Collected data
## START
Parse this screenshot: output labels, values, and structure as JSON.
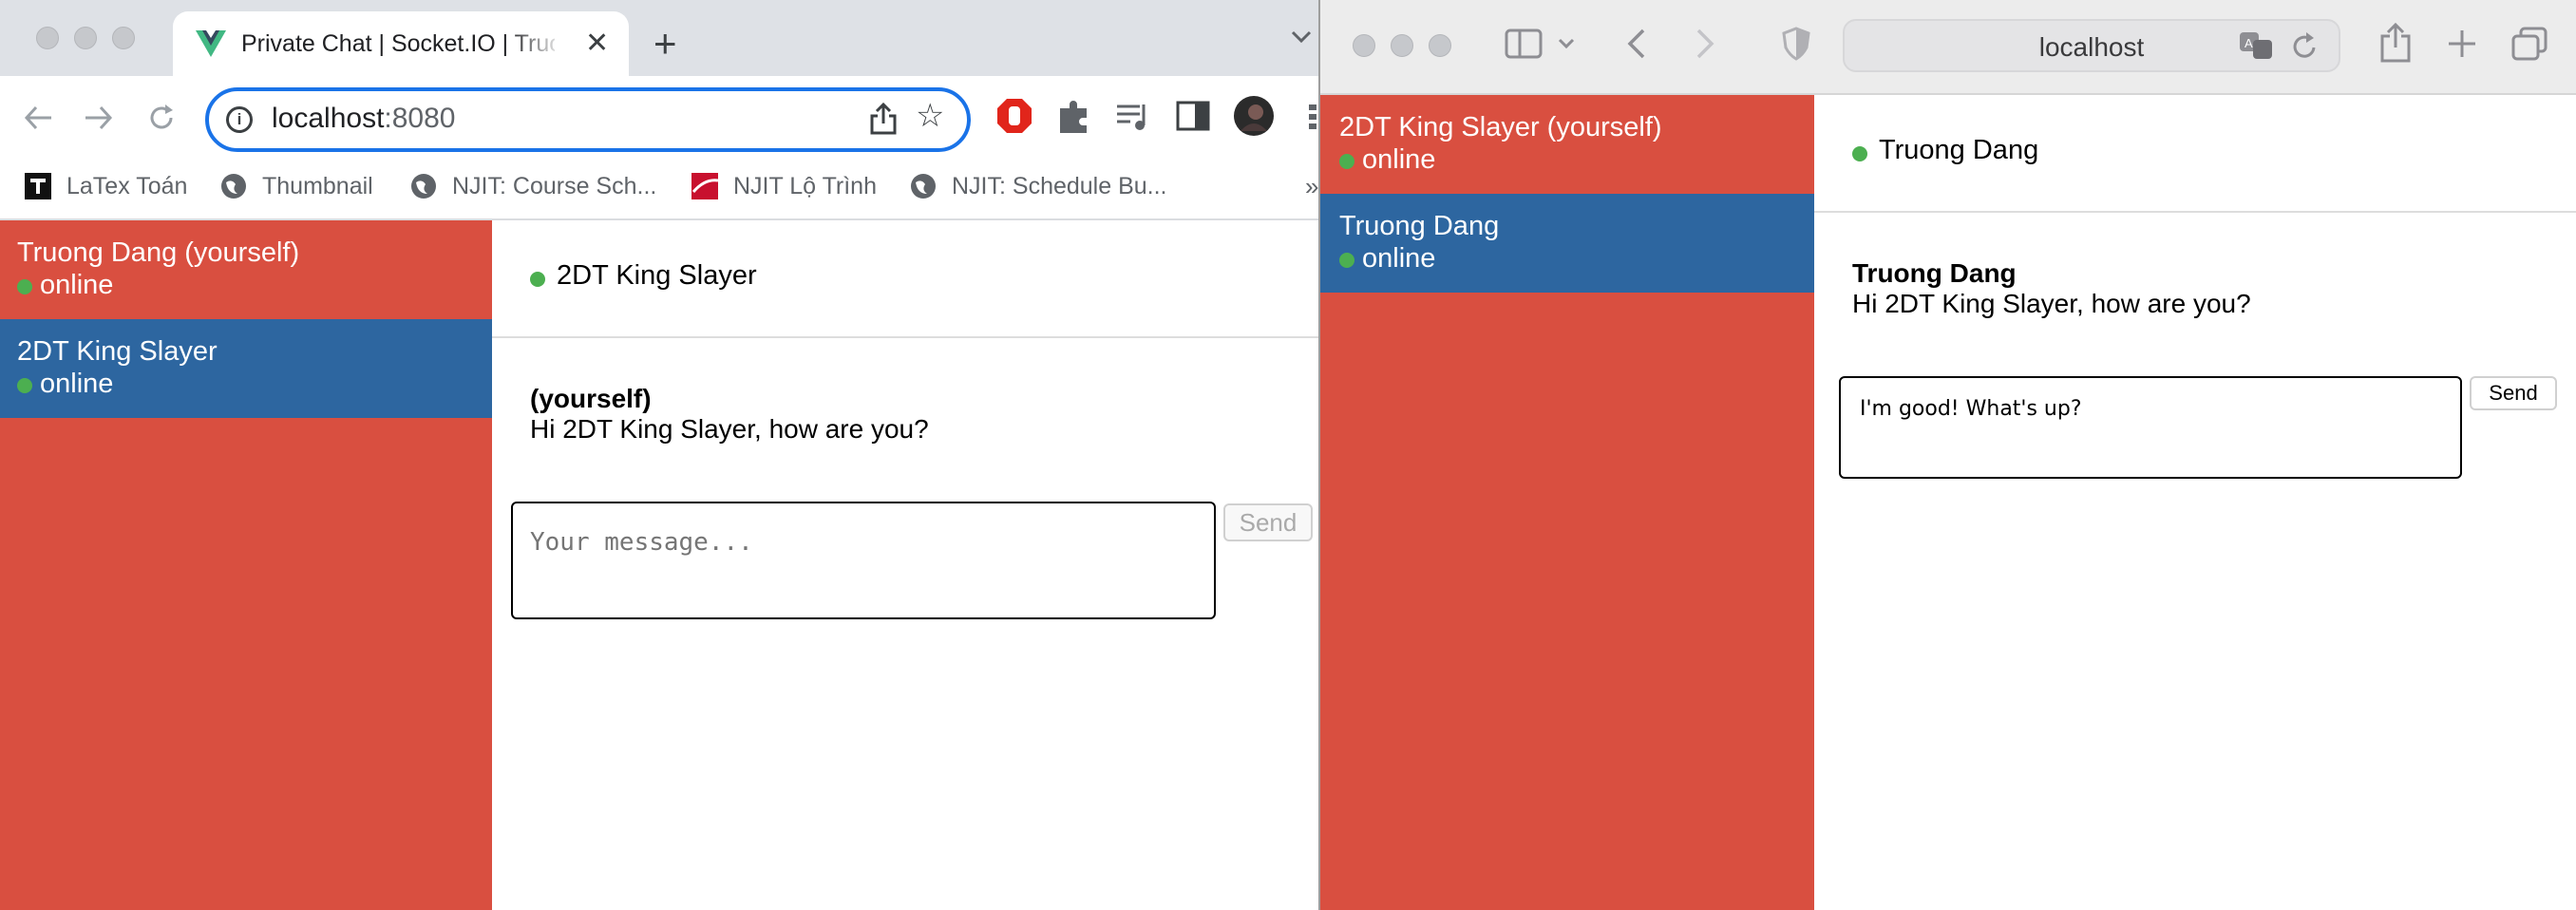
{
  "chrome": {
    "tab_title": "Private Chat | Socket.IO | Truong Dang",
    "new_tab": "+",
    "tab_close": "✕",
    "address_host": "localhost",
    "address_port": ":8080",
    "bookmarks": [
      {
        "label": "LaTex Toán",
        "icon": "T-logo-icon"
      },
      {
        "label": "Thumbnail",
        "icon": "globe-icon"
      },
      {
        "label": "NJIT: Course Sch...",
        "icon": "globe-icon"
      },
      {
        "label": "NJIT Lộ Trình",
        "icon": "njit-logo-icon"
      },
      {
        "label": "NJIT: Schedule Bu...",
        "icon": "globe-icon"
      }
    ],
    "bookmarks_more": "»"
  },
  "left_app": {
    "users": [
      {
        "name": "Truong Dang (yourself)",
        "status": "online"
      },
      {
        "name": "2DT King Slayer",
        "status": "online"
      }
    ],
    "header_name": "2DT King Slayer",
    "message": {
      "from": "(yourself)",
      "text": "Hi 2DT King Slayer, how are you?"
    },
    "input_placeholder": "Your message...",
    "input_value": "",
    "send_label": "Send"
  },
  "safari": {
    "address": "localhost"
  },
  "right_app": {
    "users": [
      {
        "name": "2DT King Slayer (yourself)",
        "status": "online"
      },
      {
        "name": "Truong Dang",
        "status": "online"
      }
    ],
    "header_name": "Truong Dang",
    "message": {
      "from": "Truong Dang",
      "text": "Hi 2DT King Slayer, how are you?"
    },
    "input_value": "I'm good! What's up?",
    "send_label": "Send"
  },
  "colors": {
    "sidebar": "#d94f40",
    "selected_user": "#2d66a0",
    "online_dot": "#4caf50",
    "chrome_focus": "#1a73e8"
  }
}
## END
▶ [INSTRUCTIONS TO FOLLOW]
Would you mind returning each entry above word for word, skipping the images?

▶ [WORKED ANSWER]
Parse this screenshot: output labels, values, and structure as JSON.
{
  "chrome": {
    "tab_title": "Private Chat | Socket.IO | Truong Dang",
    "new_tab": "+",
    "tab_close": "✕",
    "address_host": "localhost",
    "address_port": ":8080",
    "bookmarks": [
      {
        "label": "LaTex Toán",
        "icon": "T-logo-icon"
      },
      {
        "label": "Thumbnail",
        "icon": "globe-icon"
      },
      {
        "label": "NJIT: Course Sch...",
        "icon": "globe-icon"
      },
      {
        "label": "NJIT Lộ Trình",
        "icon": "njit-logo-icon"
      },
      {
        "label": "NJIT: Schedule Bu...",
        "icon": "globe-icon"
      }
    ],
    "bookmarks_more": "»"
  },
  "left_app": {
    "users": [
      {
        "name": "Truong Dang (yourself)",
        "status": "online"
      },
      {
        "name": "2DT King Slayer",
        "status": "online"
      }
    ],
    "header_name": "2DT King Slayer",
    "message": {
      "from": "(yourself)",
      "text": "Hi 2DT King Slayer, how are you?"
    },
    "input_placeholder": "Your message...",
    "input_value": "",
    "send_label": "Send"
  },
  "safari": {
    "address": "localhost"
  },
  "right_app": {
    "users": [
      {
        "name": "2DT King Slayer (yourself)",
        "status": "online"
      },
      {
        "name": "Truong Dang",
        "status": "online"
      }
    ],
    "header_name": "Truong Dang",
    "message": {
      "from": "Truong Dang",
      "text": "Hi 2DT King Slayer, how are you?"
    },
    "input_value": "I'm good! What's up?",
    "send_label": "Send"
  },
  "colors": {
    "sidebar": "#d94f40",
    "selected_user": "#2d66a0",
    "online_dot": "#4caf50",
    "chrome_focus": "#1a73e8"
  }
}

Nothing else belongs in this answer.